[Records from a collection of figures]
-- Opening Marker --

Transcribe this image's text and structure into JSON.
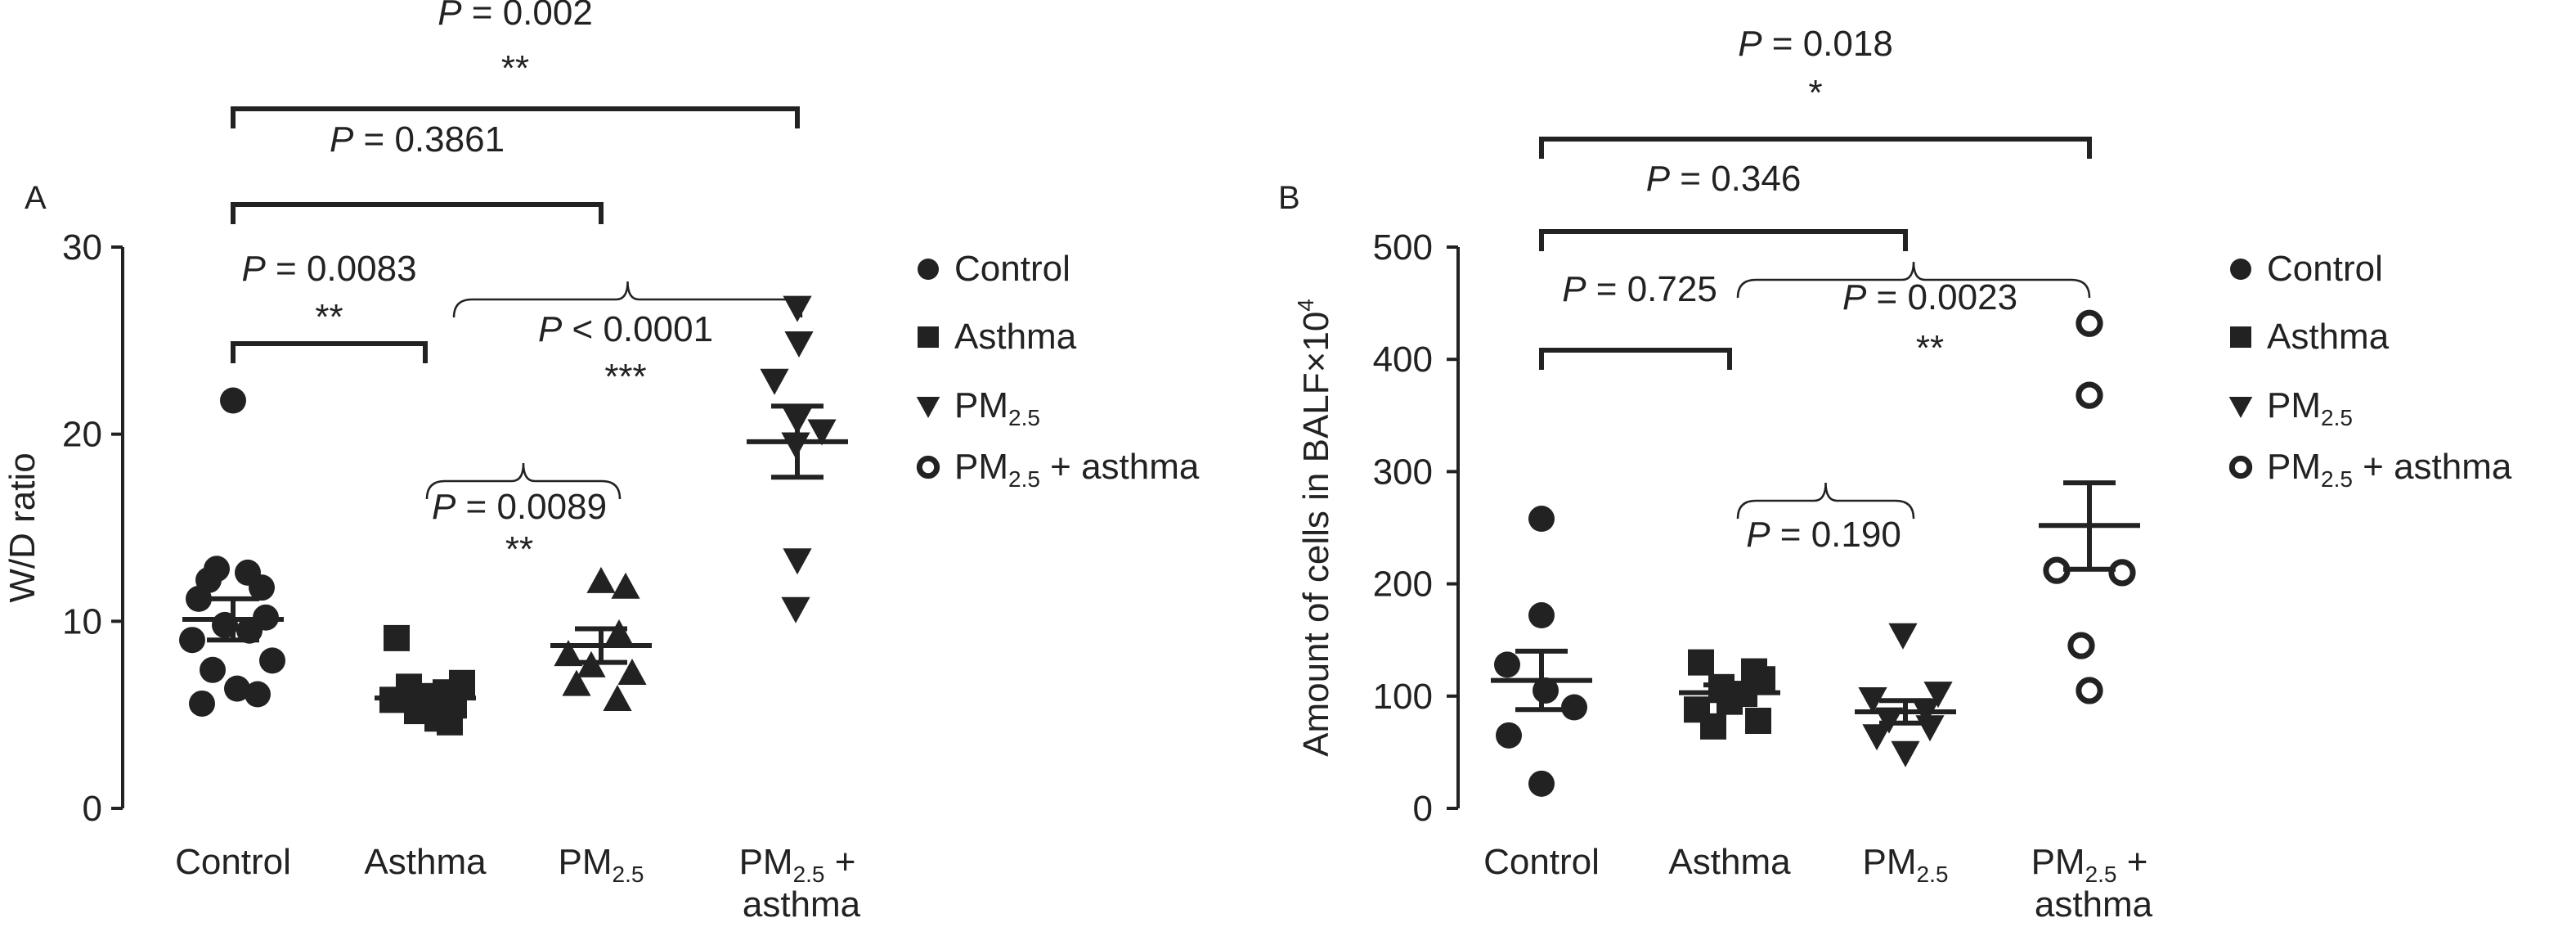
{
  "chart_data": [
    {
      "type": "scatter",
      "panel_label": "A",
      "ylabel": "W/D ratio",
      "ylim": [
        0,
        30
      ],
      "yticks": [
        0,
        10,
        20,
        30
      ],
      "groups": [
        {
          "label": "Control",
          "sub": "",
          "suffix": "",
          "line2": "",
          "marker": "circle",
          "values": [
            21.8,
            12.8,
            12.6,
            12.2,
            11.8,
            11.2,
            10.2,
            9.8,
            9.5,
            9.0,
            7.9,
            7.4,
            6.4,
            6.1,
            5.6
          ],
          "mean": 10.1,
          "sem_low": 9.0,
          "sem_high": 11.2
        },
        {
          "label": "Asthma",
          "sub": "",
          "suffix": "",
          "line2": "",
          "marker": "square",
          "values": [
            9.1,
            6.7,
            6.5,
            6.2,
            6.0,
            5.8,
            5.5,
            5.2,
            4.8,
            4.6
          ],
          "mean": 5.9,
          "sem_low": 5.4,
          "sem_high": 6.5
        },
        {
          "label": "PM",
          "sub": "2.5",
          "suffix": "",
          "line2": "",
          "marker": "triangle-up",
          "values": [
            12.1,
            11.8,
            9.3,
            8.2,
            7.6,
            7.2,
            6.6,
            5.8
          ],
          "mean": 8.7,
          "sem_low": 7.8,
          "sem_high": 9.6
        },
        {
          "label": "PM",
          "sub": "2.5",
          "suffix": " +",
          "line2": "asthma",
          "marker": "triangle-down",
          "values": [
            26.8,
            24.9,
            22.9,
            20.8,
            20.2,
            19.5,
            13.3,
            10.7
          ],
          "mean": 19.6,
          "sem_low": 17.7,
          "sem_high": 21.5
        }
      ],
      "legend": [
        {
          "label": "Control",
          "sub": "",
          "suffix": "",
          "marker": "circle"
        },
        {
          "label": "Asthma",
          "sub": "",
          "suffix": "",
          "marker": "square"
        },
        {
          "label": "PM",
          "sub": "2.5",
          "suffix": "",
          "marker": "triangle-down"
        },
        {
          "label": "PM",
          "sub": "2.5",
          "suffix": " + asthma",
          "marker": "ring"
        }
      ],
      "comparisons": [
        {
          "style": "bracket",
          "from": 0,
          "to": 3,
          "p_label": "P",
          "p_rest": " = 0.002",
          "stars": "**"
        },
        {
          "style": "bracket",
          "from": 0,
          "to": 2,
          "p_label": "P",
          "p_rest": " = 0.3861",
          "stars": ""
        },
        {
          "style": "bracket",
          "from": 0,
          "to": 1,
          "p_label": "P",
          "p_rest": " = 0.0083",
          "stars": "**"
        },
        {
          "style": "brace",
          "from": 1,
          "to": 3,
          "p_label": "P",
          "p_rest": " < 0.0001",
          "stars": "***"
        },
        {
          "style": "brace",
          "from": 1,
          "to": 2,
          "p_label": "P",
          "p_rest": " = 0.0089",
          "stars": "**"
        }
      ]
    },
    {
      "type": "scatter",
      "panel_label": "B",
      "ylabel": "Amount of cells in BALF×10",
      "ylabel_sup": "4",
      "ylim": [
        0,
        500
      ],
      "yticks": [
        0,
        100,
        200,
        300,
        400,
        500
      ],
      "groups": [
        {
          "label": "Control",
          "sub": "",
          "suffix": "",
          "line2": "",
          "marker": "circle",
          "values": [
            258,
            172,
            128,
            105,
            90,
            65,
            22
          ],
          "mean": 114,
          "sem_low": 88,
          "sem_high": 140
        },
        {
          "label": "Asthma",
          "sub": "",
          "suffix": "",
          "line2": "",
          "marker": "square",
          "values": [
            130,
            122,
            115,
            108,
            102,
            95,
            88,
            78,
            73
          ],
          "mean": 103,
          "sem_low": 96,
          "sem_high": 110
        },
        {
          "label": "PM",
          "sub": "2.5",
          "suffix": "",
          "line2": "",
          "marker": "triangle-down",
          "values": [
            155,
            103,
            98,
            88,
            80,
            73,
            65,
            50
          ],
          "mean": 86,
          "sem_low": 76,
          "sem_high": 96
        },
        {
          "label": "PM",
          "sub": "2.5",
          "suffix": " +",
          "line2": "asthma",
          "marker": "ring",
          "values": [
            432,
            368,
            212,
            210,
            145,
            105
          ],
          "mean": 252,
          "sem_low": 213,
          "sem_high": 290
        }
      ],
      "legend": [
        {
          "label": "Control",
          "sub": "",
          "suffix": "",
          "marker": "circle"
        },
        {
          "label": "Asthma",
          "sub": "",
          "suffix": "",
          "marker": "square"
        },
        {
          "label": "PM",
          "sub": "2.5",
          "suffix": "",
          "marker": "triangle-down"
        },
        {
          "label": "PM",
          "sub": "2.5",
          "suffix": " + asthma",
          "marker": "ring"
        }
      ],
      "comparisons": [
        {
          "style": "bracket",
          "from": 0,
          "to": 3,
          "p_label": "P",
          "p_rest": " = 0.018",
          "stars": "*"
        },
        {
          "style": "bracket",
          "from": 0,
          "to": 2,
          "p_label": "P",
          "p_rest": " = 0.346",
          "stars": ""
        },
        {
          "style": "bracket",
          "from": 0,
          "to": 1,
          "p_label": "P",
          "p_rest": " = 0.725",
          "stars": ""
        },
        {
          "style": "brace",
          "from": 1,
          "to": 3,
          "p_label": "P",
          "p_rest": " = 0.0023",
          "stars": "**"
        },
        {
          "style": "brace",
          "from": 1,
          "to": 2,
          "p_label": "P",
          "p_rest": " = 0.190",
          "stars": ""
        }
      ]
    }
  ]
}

-- Closing Marker --
-- Opening Marker --

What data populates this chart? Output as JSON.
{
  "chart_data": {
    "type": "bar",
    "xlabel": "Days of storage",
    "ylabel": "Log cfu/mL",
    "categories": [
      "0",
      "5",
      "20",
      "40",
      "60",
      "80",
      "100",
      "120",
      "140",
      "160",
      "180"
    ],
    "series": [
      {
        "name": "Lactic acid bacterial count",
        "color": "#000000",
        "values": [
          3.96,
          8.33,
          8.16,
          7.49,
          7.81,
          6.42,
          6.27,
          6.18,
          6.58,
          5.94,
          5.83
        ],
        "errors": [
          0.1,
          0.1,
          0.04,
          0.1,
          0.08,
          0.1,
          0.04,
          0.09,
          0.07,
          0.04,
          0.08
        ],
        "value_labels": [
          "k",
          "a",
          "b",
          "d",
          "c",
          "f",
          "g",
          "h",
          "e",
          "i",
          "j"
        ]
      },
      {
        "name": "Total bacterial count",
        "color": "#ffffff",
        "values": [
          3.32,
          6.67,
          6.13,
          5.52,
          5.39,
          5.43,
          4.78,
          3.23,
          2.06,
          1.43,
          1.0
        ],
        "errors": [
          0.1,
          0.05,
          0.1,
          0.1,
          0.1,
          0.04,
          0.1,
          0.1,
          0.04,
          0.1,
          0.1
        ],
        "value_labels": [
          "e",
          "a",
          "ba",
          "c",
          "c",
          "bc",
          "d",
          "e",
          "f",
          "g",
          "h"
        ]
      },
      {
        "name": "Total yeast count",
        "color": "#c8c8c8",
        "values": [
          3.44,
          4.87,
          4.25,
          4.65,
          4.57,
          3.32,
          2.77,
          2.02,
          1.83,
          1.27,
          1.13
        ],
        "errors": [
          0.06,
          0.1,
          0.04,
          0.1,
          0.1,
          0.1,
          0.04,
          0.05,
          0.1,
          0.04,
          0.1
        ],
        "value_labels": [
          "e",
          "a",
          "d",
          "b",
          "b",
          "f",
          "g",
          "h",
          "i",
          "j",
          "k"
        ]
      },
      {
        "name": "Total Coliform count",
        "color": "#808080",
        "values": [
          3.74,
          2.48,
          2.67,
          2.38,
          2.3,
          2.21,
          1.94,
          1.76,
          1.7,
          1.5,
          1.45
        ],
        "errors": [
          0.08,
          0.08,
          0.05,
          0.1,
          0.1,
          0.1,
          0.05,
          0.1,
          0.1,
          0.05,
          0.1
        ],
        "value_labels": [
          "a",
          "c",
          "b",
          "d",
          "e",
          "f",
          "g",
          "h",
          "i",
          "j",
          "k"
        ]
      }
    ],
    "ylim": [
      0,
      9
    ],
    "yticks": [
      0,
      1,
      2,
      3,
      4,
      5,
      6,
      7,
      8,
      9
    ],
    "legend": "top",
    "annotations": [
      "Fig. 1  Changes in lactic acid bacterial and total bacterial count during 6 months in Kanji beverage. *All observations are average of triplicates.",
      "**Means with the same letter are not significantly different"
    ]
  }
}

-- Closing Marker --
-- Opening Marker --

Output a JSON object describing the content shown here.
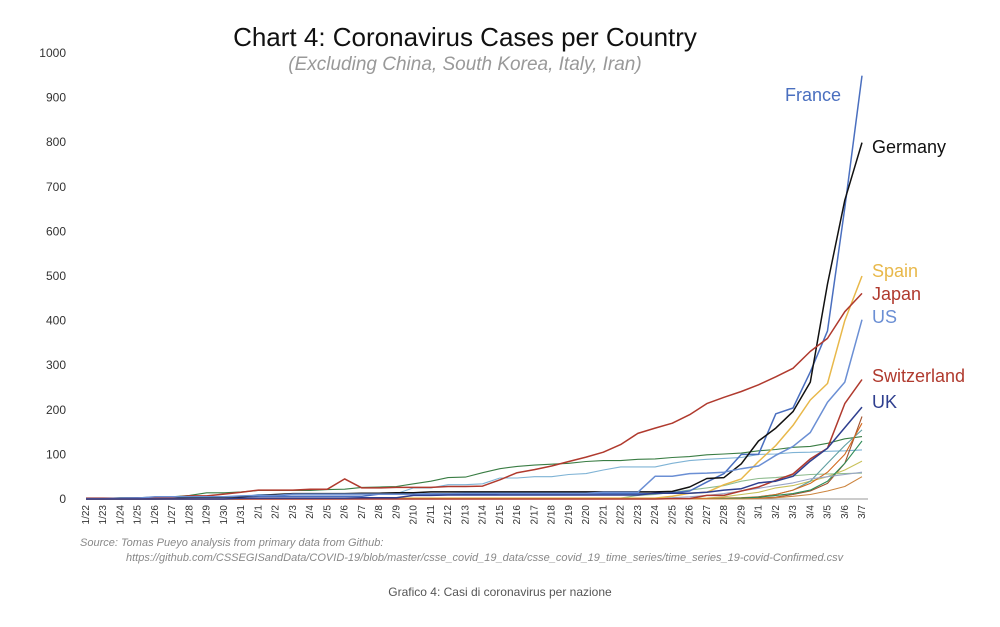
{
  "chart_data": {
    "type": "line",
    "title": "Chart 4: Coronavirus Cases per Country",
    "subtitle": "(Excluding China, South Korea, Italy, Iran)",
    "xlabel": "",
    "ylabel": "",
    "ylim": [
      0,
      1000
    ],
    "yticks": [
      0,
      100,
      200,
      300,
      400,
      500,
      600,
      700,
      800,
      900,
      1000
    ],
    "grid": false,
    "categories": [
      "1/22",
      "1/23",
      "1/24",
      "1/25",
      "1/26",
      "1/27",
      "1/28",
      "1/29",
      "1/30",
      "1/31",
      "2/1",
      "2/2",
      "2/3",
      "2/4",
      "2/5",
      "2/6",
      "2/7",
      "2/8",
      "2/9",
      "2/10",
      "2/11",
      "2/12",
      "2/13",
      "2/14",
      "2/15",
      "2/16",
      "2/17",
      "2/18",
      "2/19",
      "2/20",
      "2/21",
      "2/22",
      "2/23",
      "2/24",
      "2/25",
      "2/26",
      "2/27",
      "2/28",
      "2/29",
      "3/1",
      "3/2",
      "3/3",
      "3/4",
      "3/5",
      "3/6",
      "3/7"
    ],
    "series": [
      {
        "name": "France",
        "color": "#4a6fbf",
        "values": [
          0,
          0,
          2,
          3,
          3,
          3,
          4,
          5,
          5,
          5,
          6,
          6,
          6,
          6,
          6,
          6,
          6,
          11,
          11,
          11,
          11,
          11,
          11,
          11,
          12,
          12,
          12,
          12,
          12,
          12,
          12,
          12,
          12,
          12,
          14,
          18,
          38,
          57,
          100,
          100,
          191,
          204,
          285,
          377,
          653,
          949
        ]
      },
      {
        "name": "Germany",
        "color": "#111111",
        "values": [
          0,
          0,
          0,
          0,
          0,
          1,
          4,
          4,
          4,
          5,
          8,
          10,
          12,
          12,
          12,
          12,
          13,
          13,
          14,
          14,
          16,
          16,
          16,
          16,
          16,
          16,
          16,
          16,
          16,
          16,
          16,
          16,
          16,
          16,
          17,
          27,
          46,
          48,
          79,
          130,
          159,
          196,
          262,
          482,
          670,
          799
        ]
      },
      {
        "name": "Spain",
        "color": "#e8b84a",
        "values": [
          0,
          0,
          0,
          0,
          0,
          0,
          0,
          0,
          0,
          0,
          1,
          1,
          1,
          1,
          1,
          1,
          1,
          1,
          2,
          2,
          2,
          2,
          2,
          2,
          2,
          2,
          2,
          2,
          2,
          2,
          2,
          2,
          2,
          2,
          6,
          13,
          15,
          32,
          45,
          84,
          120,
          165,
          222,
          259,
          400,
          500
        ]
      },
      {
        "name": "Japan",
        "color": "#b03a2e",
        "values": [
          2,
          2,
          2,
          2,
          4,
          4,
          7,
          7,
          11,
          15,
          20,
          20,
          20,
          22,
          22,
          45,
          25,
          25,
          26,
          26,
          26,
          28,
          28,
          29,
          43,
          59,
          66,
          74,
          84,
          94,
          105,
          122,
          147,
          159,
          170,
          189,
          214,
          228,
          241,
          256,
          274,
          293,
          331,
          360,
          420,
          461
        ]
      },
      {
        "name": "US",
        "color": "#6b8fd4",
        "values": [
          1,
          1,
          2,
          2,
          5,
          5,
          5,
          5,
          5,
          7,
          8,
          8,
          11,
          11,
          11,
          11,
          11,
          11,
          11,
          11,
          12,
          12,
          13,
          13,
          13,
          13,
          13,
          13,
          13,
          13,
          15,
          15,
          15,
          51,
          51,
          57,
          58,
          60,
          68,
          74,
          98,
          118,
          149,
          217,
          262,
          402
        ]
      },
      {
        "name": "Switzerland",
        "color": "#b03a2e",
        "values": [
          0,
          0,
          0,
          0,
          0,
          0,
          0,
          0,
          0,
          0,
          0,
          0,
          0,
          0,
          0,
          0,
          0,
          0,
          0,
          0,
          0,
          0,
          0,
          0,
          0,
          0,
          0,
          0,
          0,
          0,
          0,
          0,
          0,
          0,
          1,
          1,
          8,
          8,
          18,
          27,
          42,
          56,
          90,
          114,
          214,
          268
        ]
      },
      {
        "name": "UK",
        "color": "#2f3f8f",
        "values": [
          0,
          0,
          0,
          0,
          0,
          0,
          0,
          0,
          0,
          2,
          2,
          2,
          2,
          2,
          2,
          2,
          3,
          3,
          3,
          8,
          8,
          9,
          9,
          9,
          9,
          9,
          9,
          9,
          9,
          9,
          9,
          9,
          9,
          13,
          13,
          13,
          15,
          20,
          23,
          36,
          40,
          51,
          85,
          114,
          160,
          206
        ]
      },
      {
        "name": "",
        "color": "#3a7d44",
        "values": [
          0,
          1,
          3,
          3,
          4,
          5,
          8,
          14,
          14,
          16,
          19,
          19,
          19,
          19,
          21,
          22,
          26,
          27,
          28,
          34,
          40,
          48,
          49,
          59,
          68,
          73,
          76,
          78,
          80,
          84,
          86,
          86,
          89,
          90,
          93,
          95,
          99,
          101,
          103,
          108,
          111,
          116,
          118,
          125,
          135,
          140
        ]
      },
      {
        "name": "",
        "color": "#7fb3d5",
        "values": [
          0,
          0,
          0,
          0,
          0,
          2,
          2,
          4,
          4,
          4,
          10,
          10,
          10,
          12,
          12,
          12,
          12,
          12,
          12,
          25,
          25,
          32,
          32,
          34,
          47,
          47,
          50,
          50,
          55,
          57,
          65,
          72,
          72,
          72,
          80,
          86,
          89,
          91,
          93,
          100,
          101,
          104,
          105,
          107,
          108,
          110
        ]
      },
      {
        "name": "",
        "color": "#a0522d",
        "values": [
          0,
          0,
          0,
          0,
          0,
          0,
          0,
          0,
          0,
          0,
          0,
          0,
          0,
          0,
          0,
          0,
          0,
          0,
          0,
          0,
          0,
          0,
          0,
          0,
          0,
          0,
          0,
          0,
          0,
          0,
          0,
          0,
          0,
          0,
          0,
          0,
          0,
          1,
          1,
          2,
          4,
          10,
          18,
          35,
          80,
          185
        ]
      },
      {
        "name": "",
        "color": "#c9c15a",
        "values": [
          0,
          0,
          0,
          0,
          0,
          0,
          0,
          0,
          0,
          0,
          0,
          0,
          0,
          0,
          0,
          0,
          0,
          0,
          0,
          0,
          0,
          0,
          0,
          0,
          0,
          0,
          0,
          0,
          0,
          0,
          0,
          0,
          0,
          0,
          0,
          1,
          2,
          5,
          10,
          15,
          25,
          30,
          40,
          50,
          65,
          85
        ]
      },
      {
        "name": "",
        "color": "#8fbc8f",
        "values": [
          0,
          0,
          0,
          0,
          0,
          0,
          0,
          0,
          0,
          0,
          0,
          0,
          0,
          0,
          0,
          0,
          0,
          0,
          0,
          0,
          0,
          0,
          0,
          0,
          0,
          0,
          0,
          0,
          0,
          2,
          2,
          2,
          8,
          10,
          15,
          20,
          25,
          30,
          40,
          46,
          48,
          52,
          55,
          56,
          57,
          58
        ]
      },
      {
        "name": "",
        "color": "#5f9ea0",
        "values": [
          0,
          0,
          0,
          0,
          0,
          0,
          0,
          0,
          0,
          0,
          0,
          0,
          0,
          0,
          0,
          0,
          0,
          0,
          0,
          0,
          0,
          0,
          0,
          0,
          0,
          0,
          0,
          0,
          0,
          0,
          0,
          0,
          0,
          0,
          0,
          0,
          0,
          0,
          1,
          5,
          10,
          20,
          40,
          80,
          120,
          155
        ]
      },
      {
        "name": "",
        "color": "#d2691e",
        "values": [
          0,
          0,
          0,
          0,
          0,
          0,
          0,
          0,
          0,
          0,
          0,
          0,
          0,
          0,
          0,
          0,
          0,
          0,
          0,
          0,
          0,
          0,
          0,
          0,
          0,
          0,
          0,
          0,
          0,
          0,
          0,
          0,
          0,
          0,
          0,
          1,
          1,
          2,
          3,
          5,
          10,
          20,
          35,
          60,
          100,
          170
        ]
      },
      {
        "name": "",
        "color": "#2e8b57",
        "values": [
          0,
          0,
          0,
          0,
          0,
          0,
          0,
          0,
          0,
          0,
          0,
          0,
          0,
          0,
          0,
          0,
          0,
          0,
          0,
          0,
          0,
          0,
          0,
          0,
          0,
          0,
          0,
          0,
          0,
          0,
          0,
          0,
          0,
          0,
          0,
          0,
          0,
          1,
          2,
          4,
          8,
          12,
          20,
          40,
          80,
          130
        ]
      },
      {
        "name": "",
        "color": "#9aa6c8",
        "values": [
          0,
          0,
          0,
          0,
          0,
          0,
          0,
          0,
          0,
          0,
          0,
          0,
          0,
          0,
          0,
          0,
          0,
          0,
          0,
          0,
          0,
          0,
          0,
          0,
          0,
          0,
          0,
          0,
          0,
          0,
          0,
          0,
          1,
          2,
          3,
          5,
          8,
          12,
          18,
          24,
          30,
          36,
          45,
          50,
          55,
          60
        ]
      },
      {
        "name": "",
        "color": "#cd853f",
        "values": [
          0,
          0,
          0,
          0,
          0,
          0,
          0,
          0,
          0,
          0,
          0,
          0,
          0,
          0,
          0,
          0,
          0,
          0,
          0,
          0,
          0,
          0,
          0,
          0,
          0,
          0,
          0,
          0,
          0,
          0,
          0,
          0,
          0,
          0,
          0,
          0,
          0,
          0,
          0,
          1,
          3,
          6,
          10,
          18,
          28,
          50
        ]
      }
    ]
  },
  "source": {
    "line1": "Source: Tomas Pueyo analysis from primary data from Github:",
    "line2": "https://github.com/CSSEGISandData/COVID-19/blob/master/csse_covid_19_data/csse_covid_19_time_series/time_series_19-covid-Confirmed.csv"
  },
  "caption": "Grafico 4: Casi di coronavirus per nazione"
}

-- Closing Marker --

All the lines that hold the word "JSON" must appear in the answer, copied from the records.

Transcribe this image's text and structure into JSON.
What data populates this chart? Output as JSON.
Output a JSON object describing the content shown here.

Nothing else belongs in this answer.